■ **MATERIAL FOR THIS EXERCISE**:
— START —
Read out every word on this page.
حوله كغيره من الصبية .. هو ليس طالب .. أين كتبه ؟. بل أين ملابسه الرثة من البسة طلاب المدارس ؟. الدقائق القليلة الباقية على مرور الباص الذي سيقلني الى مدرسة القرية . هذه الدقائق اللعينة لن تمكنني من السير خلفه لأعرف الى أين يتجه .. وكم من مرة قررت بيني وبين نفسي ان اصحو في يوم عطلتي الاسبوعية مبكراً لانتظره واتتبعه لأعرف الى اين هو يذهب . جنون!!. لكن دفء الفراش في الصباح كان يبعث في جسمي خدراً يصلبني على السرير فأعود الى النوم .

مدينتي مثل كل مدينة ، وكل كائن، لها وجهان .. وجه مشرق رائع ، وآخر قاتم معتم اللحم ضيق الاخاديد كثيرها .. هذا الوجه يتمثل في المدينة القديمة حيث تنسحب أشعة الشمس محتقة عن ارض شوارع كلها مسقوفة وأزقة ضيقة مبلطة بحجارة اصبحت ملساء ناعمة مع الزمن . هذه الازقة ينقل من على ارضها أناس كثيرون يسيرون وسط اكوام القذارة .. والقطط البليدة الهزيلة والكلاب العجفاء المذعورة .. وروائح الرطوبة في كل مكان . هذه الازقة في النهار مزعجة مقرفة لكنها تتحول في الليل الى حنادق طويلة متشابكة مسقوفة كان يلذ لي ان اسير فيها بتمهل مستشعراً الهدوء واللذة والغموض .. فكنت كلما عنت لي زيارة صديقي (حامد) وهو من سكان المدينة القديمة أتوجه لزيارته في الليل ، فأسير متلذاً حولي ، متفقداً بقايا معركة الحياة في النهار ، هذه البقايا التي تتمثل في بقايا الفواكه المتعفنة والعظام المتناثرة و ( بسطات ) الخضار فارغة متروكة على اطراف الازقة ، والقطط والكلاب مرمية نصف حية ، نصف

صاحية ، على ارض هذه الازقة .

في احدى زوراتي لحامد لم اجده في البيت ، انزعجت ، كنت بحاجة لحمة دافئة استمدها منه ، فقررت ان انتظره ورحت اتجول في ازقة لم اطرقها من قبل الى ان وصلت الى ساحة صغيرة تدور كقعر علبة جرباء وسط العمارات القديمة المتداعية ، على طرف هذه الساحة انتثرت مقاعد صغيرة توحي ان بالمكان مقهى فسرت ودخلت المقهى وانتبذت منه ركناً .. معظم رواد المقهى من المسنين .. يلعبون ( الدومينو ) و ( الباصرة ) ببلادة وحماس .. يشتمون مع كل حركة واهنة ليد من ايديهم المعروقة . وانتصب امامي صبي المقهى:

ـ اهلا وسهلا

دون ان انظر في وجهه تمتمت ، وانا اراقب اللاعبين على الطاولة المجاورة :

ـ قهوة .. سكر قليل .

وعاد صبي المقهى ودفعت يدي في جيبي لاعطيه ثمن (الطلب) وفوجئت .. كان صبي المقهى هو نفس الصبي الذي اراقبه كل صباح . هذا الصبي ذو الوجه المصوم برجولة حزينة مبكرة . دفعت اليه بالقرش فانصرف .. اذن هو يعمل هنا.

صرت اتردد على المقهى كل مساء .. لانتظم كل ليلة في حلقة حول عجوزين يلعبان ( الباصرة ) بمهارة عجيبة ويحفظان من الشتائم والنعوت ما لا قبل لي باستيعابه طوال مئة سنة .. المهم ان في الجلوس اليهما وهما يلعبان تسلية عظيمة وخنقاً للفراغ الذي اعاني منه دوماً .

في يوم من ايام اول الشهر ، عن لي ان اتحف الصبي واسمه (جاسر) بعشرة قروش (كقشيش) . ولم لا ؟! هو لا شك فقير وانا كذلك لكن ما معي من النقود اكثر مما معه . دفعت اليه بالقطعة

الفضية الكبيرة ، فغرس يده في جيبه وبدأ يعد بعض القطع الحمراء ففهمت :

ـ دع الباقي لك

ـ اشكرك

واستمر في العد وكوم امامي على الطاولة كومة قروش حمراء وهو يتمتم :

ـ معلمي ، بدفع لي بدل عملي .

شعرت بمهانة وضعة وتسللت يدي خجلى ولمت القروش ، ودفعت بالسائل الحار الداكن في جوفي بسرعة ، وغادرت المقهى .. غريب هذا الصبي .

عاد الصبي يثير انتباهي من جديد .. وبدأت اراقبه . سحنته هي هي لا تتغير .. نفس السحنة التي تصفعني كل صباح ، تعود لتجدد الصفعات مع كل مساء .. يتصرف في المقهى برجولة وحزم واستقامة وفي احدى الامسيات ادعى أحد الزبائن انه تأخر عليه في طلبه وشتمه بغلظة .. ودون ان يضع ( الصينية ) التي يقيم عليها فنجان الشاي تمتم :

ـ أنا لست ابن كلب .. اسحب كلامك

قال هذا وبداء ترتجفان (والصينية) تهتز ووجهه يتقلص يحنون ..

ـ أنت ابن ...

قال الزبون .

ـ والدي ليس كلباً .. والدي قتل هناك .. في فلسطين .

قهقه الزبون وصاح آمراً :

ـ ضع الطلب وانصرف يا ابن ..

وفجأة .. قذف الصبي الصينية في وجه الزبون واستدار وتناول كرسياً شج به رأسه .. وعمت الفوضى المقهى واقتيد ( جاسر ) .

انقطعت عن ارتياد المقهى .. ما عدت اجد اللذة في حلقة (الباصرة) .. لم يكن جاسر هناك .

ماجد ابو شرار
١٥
— END —
■ **STATED PROBLEM**: Give the material above again, word for word.

■ **RESPONSE FOR THIS EXERCISE**:
Read out every word on this page.
حوله كغيره من الصبية .. هو ليس طالب .. أين كتبه ؟. بل أين ملابسه الرثة من البسة طلاب المدارس ؟. الدقائق القليلة الباقية على مرور الباص الذي سيقلني الى مدرسة القرية . هذه الدقائق اللعينة لن تمكنني من السير خلفه لأعرف الى أين يتجه .. وكم من مرة قررت بيني وبين نفسي ان اصحو في يوم عطلتي الاسبوعية مبكراً لانتظره واتتبعه لأعرف الى اين هو يذهب . جنون!!. لكن دفء الفراش في الصباح كان يبعث في جسمي خدراً يصلبني على السرير فأعود الى النوم .

مدينتي مثل كل مدينة ، وكل كائن، لها وجهان .. وجه مشرق رائع ، وآخر قاتم معتم اللحم ضيق الاخاديد كثيرها .. هذا الوجه يتمثل في المدينة القديمة حيث تنسحب أشعة الشمس محتقة عن ارض شوارع كلها مسقوفة وأزقة ضيقة مبلطة بحجارة اصبحت ملساء ناعمة مع الزمن . هذه الازقة ينقل من على ارضها أناس كثيرون يسيرون وسط اكوام القذارة .. والقطط البليدة الهزيلة والكلاب العجفاء المذعورة .. وروائح الرطوبة في كل مكان . هذه الازقة في النهار مزعجة مقرفة لكنها تتحول في الليل الى حنادق طويلة متشابكة مسقوفة كان يلذ لي ان اسير فيها بتمهل مستشعراً الهدوء واللذة والغموض .. فكنت كلما عنت لي زيارة صديقي (حامد) وهو من سكان المدينة القديمة أتوجه لزيارته في الليل ، فأسير متلذاً حولي ، متفقداً بقايا معركة الحياة في النهار ، هذه البقايا التي تتمثل في بقايا الفواكه المتعفنة والعظام المتناثرة و ( بسطات ) الخضار فارغة متروكة على اطراف الازقة ، والقطط والكلاب مرمية نصف حية ، نصف

صاحية ، على ارض هذه الازقة .

في احدى زوراتي لحامد لم اجده في البيت ، انزعجت ، كنت بحاجة لحمة دافئة استمدها منه ، فقررت ان انتظره ورحت اتجول في ازقة لم اطرقها من قبل الى ان وصلت الى ساحة صغيرة تدور كقعر علبة جرباء وسط العمارات القديمة المتداعية ، على طرف هذه الساحة انتثرت مقاعد صغيرة توحي ان بالمكان مقهى فسرت ودخلت المقهى وانتبذت منه ركناً .. معظم رواد المقهى من المسنين .. يلعبون ( الدومينو ) و ( الباصرة ) ببلادة وحماس .. يشتمون مع كل حركة واهنة ليد من ايديهم المعروقة . وانتصب امامي صبي المقهى:

ـ اهلا وسهلا

دون ان انظر في وجهه تمتمت ، وانا اراقب اللاعبين على الطاولة المجاورة :

ـ قهوة .. سكر قليل .

وعاد صبي المقهى ودفعت يدي في جيبي لاعطيه ثمن (الطلب) وفوجئت .. كان صبي المقهى هو نفس الصبي الذي اراقبه كل صباح . هذا الصبي ذو الوجه المصوم برجولة حزينة مبكرة . دفعت اليه بالقرش فانصرف .. اذن هو يعمل هنا.

صرت اتردد على المقهى كل مساء .. لانتظم كل ليلة في حلقة حول عجوزين يلعبان ( الباصرة ) بمهارة عجيبة ويحفظان من الشتائم والنعوت ما لا قبل لي باستيعابه طوال مئة سنة .. المهم ان في الجلوس اليهما وهما يلعبان تسلية عظيمة وخنقاً للفراغ الذي اعاني منه دوماً .

في يوم من ايام اول الشهر ، عن لي ان اتحف الصبي واسمه (جاسر) بعشرة قروش (كقشيش) . ولم لا ؟! هو لا شك فقير وانا كذلك لكن ما معي من النقود اكثر مما معه . دفعت اليه بالقطعة

الفضية الكبيرة ، فغرس يده في جيبه وبدأ يعد بعض القطع الحمراء ففهمت :

ـ دع الباقي لك

ـ اشكرك

واستمر في العد وكوم امامي على الطاولة كومة قروش حمراء وهو يتمتم :

ـ معلمي ، بدفع لي بدل عملي .

شعرت بمهانة وضعة وتسللت يدي خجلى ولمت القروش ، ودفعت بالسائل الحار الداكن في جوفي بسرعة ، وغادرت المقهى .. غريب هذا الصبي .

عاد الصبي يثير انتباهي من جديد .. وبدأت اراقبه . سحنته هي هي لا تتغير .. نفس السحنة التي تصفعني كل صباح ، تعود لتجدد الصفعات مع كل مساء .. يتصرف في المقهى برجولة وحزم واستقامة وفي احدى الامسيات ادعى أحد الزبائن انه تأخر عليه في طلبه وشتمه بغلظة .. ودون ان يضع ( الصينية ) التي يقيم عليها فنجان الشاي تمتم :

ـ أنا لست ابن كلب .. اسحب كلامك

قال هذا وبداء ترتجفان (والصينية) تهتز ووجهه يتقلص يحنون ..

ـ أنت ابن ...

قال الزبون .

ـ والدي ليس كلباً .. والدي قتل هناك .. في فلسطين .

قهقه الزبون وصاح آمراً :

ـ ضع الطلب وانصرف يا ابن ..

وفجأة .. قذف الصبي الصينية في وجه الزبون واستدار وتناول كرسياً شج به رأسه .. وعمت الفوضى المقهى واقتيد ( جاسر ) .

انقطعت عن ارتياد المقهى .. ما عدت اجد اللذة في حلقة (الباصرة) .. لم يكن جاسر هناك .

ماجد ابو شرار
١٥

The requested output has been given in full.